Given instruction: Check every line of the material below for the string "formal", and return the ones that have it.

Raw records:
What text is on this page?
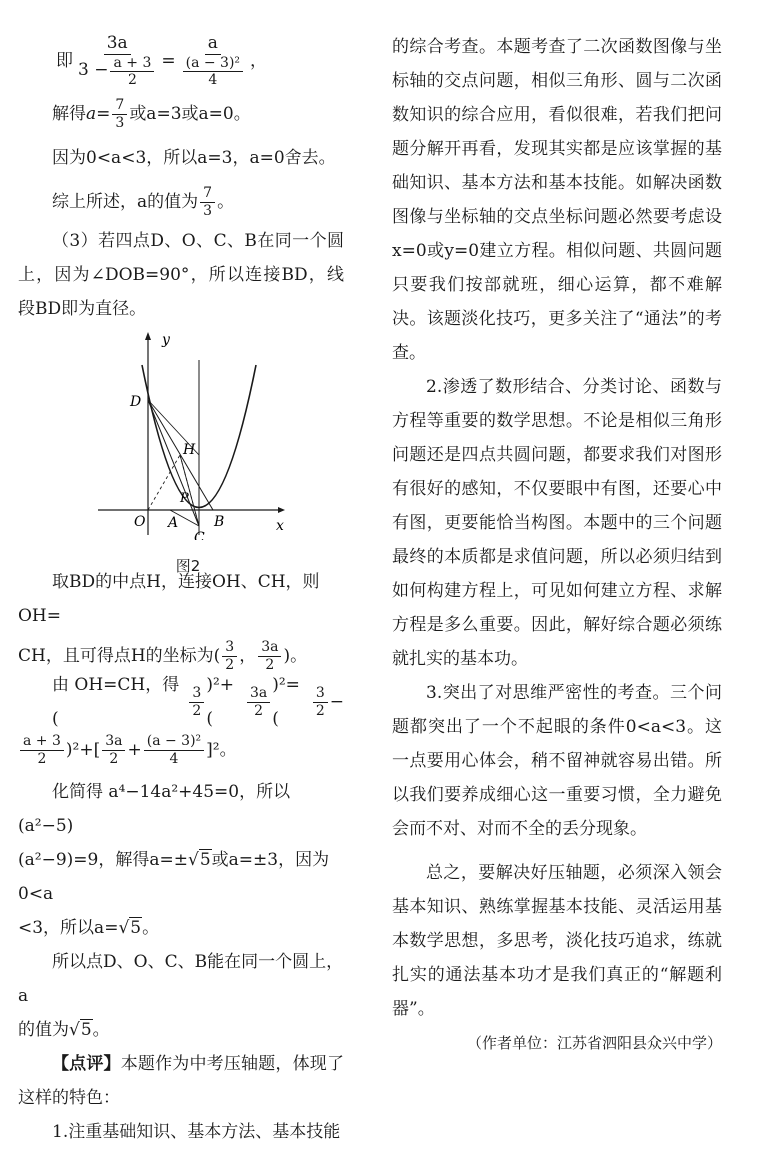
即 $\frac{3a}{3 - \frac{a + 3}{2}} = \frac{a}{\frac{\text{(a − 3)²}}{4}}$ ，
解得 $a = \frac{7}{3}$ 或a=3或a=0。

因为0<a<3，所以a=3，a=0舍去。

综上所述，a的值为 $\frac{7}{3}$ 。

（3）若四点D、O、C、B在同一个圆上，因为∠DOB=90°，所以连接BD，线段BD即为直径。

y
x
O A	B
C
D
H
P
图2

取BD的中点H，连接OH、CH，则OH=

CH，且可得点H的坐标为( $\frac{3}{2}$ ， $\frac{3a}{2}$ )。
由 OH=CH，得 (
$\frac{3}{2}$
)²+ (
$\frac{3a}{2}$
)²= (
$\frac{3}{2}$ −
$\frac{a + 3}{2} )^2+[ \frac{3a}{2} + \frac{\text{(a − 3)²}}{4} ]^2$。

化简得 a⁴−14a²+45=0，所以 (a²−5)

(a²−9)=9，解得a=±√5或a=±3，因为0<a

<3，所以a=√5。

所以点D、O、C、B能在同一个圆上，a

的值为√5。

【点评】本题作为中考压轴题，体现了这样的特色：

1.注重基础知识、基本方法、基本技能

的综合考查。本题考查了二次函数图像与坐标轴的交点问题，相似三角形、圆与二次函数知识的综合应用，看似很难，若我们把问题分解开再看，发现其实都是应该掌握的基础知识、基本方法和基本技能。如解决函数图像与坐标轴的交点坐标问题必然要考虑设x=0或y=0建立方程。相似问题、共圆问题只要我们按部就班，细心运算，都不难解决。该题淡化技巧，更多关注了“通法”的考查。

2.渗透了数形结合、分类讨论、函数与方程等重要的数学思想。不论是相似三角形问题还是四点共圆问题，都要求我们对图形有很好的感知，不仅要眼中有图，还要心中有图，更要能恰当构图。本题中的三个问题最终的本质都是求值问题，所以必须归结到如何构建方程上，可见如何建立方程、求解方程是多么重要。因此，解好综合题必须练就扎实的基本功。

3.突出了对思维严密性的考查。三个问题都突出了一个不起眼的条件0<a<3。这一点要用心体会，稍不留神就容易出错。所以我们要养成细心这一重要习惯，全力避免会而不对、对而不全的丢分现象。

总之，要解决好压轴题，必须深入领会基本知识、熟练掌握基本技能、灵活运用基本数学思想，多思考，淡化技巧追求，练就扎实的通法基本功才是我们真正的“解题利器”。

（作者单位：江苏省泗阳县众兴中学）
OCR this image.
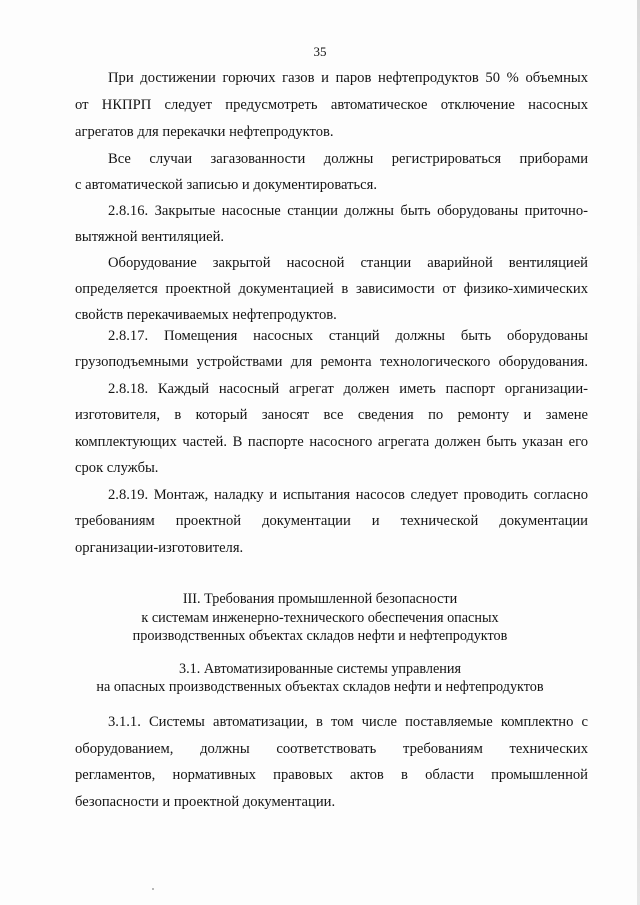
35
При достижении горючих газов и паров нефтепродуктов 50 % объемных
от НКПРП следует предусмотреть автоматическое отключение насосных
агрегатов для перекачки нефтепродуктов.
Все случаи загазованности должны регистрироваться приборами
с автоматической записью и документироваться.
2.8.16. Закрытые насосные станции должны быть оборудованы приточно-
вытяжной вентиляцией.
Оборудование закрытой насосной станции аварийной вентиляцией
определяется проектной документацией в зависимости от физико-химических
свойств перекачиваемых нефтепродуктов.
2.8.17. Помещения насосных станций должны быть оборудованы
грузоподъемными устройствами для ремонта технологического оборудования.
2.8.18. Каждый насосный агрегат должен иметь паспорт организации-
изготовителя, в который заносят все сведения по ремонту и замене
комплектующих частей. В паспорте насосного агрегата должен быть указан его
срок службы.
2.8.19. Монтаж, наладку и испытания насосов следует проводить согласно
требованиям проектной документации и технической документации
организации-изготовителя.
III. Требования промышленной безопасности
к системам инженерно-технического обеспечения опасных
производственных объектах складов нефти и нефтепродуктов
3.1. Автоматизированные системы управления
на опасных производственных объектах складов нефти и нефтепродуктов
3.1.1. Системы автоматизации, в том числе поставляемые комплектно с
оборудованием, должны соответствовать требованиям технических
регламентов, нормативных правовых актов в области промышленной
безопасности и проектной документации.
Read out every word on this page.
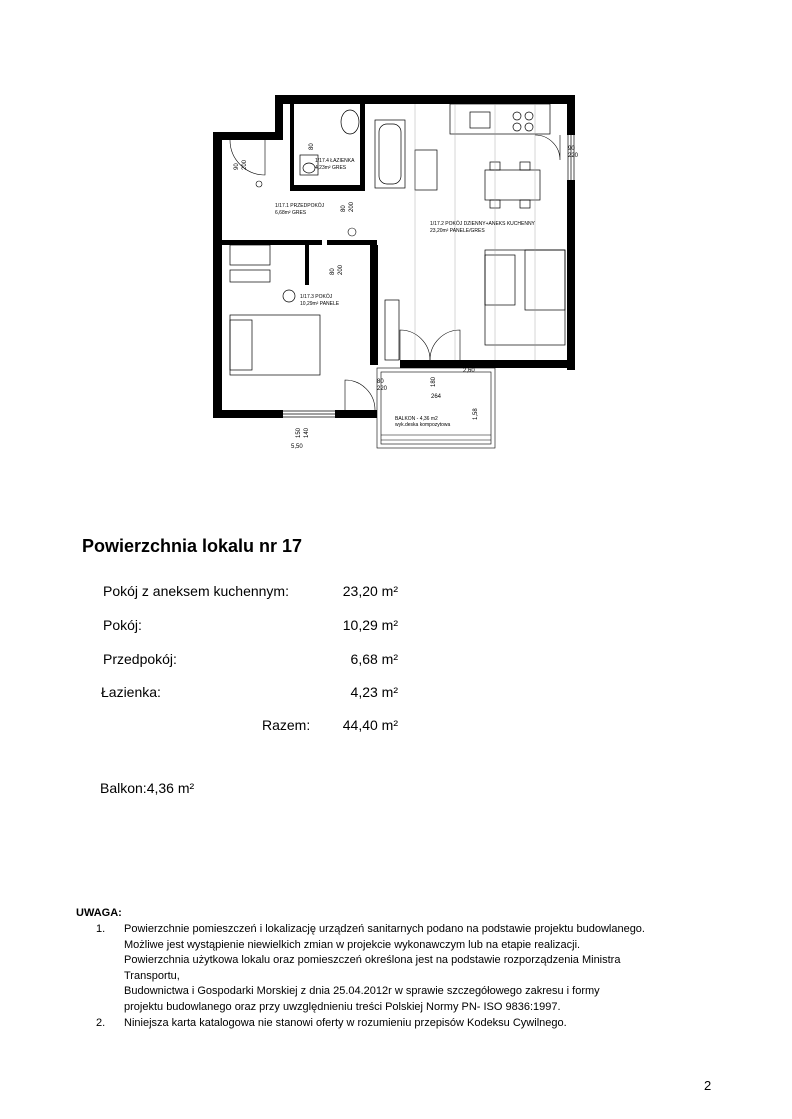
1/17.4 ŁAZIENKA
4,23m² GRES
1/17.1 PRZEDPOKÓJ
6,68m² GRES
1/17.2 POKÓJ DZIENNY+ANEKS KUCHENNY
23,20m² PANELE/GRES
1/17.3 POKÓJ
10,29m² PANELE
BALKON - 4,36 m2
wyk.deska kompozytowa
90 200
80
80 200
80 200
90
220
80
220
150 140
180
264
1,58
2,60
5,50
Powierzchnia lokalu nr 17
Pokój z aneksem kuchennym:	23,20 m²
Pokój:	10,29 m²
Przedpokój:	6,68 m²
Łazienka:	4,23 m²
Razem: 44,40 m²
Balkon:4,36 m²
UWAGA:
1. Powierzchnie pomieszczeń i lokalizację urządzeń sanitarnych podano na podstawie projektu budowlanego.
Możliwe jest wystąpienie niewielkich zmian w projekcie wykonawczym lub na etapie realizacji.
Powierzchnia użytkowa lokalu oraz pomieszczeń określona jest na podstawie rozporządzenia Ministra
Transportu,
Budownictwa i Gospodarki Morskiej z dnia 25.04.2012r w sprawie szczegółowego zakresu i formy
projektu budowlanego oraz przy uwzględnieniu treści Polskiej Normy PN- ISO 9836:1997.
2. Niniejsza karta katalogowa nie stanowi oferty w rozumieniu przepisów Kodeksu Cywilnego.
2
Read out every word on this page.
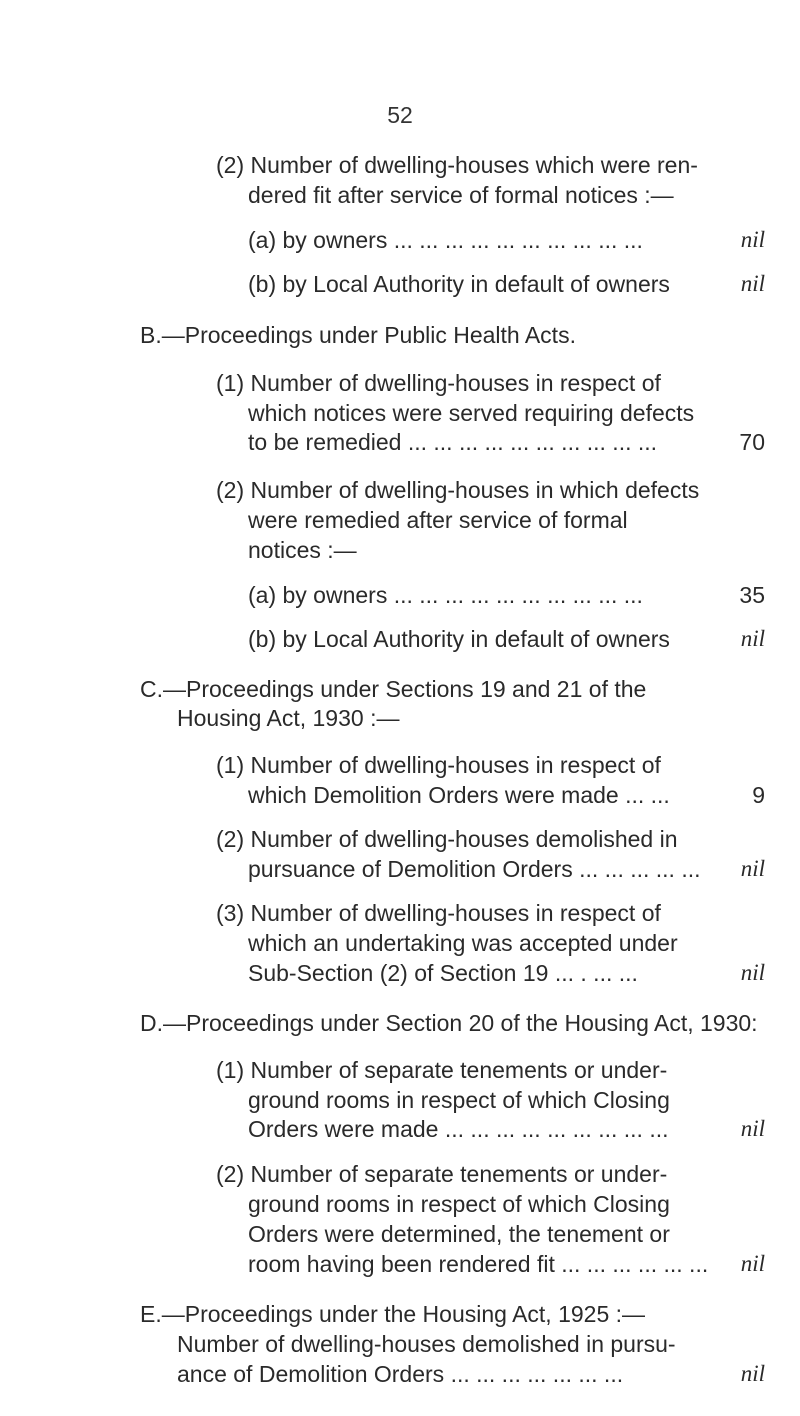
52
(2) Number of dwelling-houses which were ren-
dered fit after service of formal notices :—
(a) by owners ... ... ... ... ... ... ... ... ... ...	nil
(b) by Local Authority in default of owners	nil
B.—Proceedings under Public Health Acts.
(1) Number of dwelling-houses in respect of
which notices were served requiring defects
to be remedied ... ... ... ... ... ... ... ... ... ...	70
(2) Number of dwelling-houses in which defects
were remedied after service of formal
notices :—
(a) by owners ... ... ... ... ... ... ... ... ... ...	35
(b) by Local Authority in default of owners	nil
C.—Proceedings under Sections 19 and 21 of the
Housing Act, 1930 :—
(1) Number of dwelling-houses in respect of
which Demolition Orders were made ... ...	9
(2) Number of dwelling-houses demolished in
pursuance of Demolition Orders ... ... ... ... ...	nil
(3) Number of dwelling-houses in respect of
which an undertaking was accepted under
Sub-Section (2) of Section 19 ... . ... ...	nil
D.—Proceedings under Section 20 of the Housing Act, 1930:
(1) Number of separate tenements or under-
ground rooms in respect of which Closing
Orders were made ... ... ... ... ... ... ... ... ...	nil
(2) Number of separate tenements or under-
ground rooms in respect of which Closing
Orders were determined, the tenement or
room having been rendered fit ... ... ... ... ... ...	nil
E.—Proceedings under the Housing Act, 1925 :—
Number of dwelling-houses demolished in pursu-
ance of Demolition Orders ... ... ... ... ... ... ...	nil
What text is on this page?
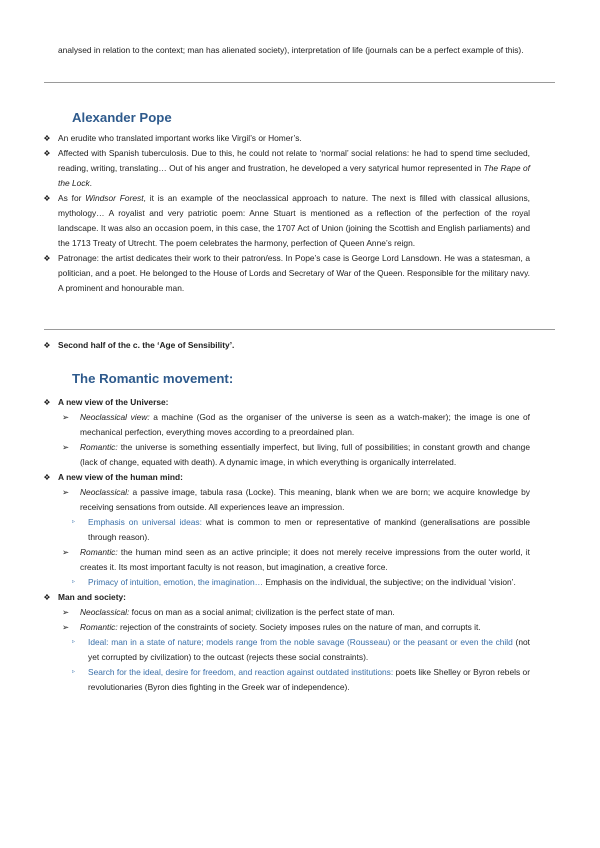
analysed in relation to the context; man has alienated society), interpretation of life (journals can be a perfect example of this).

Alexander Pope
❖ An erudite who translated important works like Virgil’s or Homer’s.
❖ Affected with Spanish tuberculosis. Due to this, he could not relate to ‘normal’ social relations: he had to spend time secluded, reading, writing, translating… Out of his anger and frustration, he developed a very satyrical humor represented in The Rape of the Lock.
❖ As for Windsor Forest, it is an example of the neoclassical approach to nature. The next is filled with classical allusions, mythology… A royalist and very patriotic poem: Anne Stuart is mentioned as a reflection of the perfection of the royal landscape. It was also an occasion poem, in this case, the 1707 Act of Union (joining the Scottish and English parliaments) and the 1713 Treaty of Utrecht. The poem celebrates the harmony, perfection of Queen Anne’s reign.
❖ Patronage: the artist dedicates their work to their patron/ess. In Pope’s case is George Lord Lansdown. He was a statesman, a politician, and a poet. He belonged to the House of Lords and Secretary of War of the Queen. Responsible for the military navy. A prominent and honourable man.
❖ Second half of the c. the ‘Age of Sensibility’.
The Romantic movement:
❖ A new view of the Universe:
➢ Neoclassical view: a machine (God as the organiser of the universe is seen as a watch-maker); the image is one of mechanical perfection, everything moves according to a preordained plan.
➢ Romantic: the universe is something essentially imperfect, but living, full of possibilities; in constant growth and change (lack of change, equated with death). A dynamic image, in which everything is organically interrelated.
❖ A new view of the human mind:
➢ Neoclassical: a passive image, tabula rasa (Locke). This meaning, blank when we are born; we acquire knowledge by receiving sensations from outside. All experiences leave an impression.
▹ Emphasis on universal ideas: what is common to men or representative of mankind (generalisations are possible through reason).
➢ Romantic: the human mind seen as an active principle; it does not merely receive impressions from the outer world, it creates it. Its most important faculty is not reason, but imagination, a creative force.
▹ Primacy of intuition, emotion, the imagination… Emphasis on the individual, the subjective; on the individual ‘vision’.
❖ Man and society:
➢ Neoclassical: focus on man as a social animal; civilization is the perfect state of man.
➢ Romantic: rejection of the constraints of society. Society imposes rules on the nature of man, and corrupts it.
▹ Ideal: man in a state of nature; models range from the noble savage (Rousseau) or the peasant or even the child (not yet corrupted by civilization) to the outcast (rejects these social constraints).
▹ Search for the ideal, desire for freedom, and reaction against outdated institutions: poets like Shelley or Byron rebels or revolutionaries (Byron dies fighting in the Greek war of independence).
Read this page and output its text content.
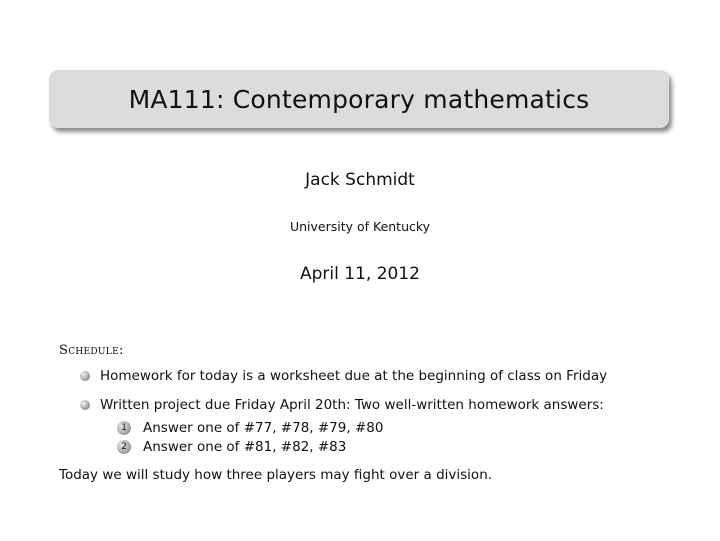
MA111: Contemporary mathematics
Jack Schmidt
University of Kentucky
April 11, 2012
Schedule:
Homework for today is a worksheet due at the beginning of class on Friday
Written project due Friday April 20th: Two well-written homework answers:
1	Answer one of #77, #78, #79, #80
2	Answer one of #81, #82, #83
Today we will study how three players may fight over a division.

Exercise response:
dered fit after service of formal notices :—
were remedied after service of formal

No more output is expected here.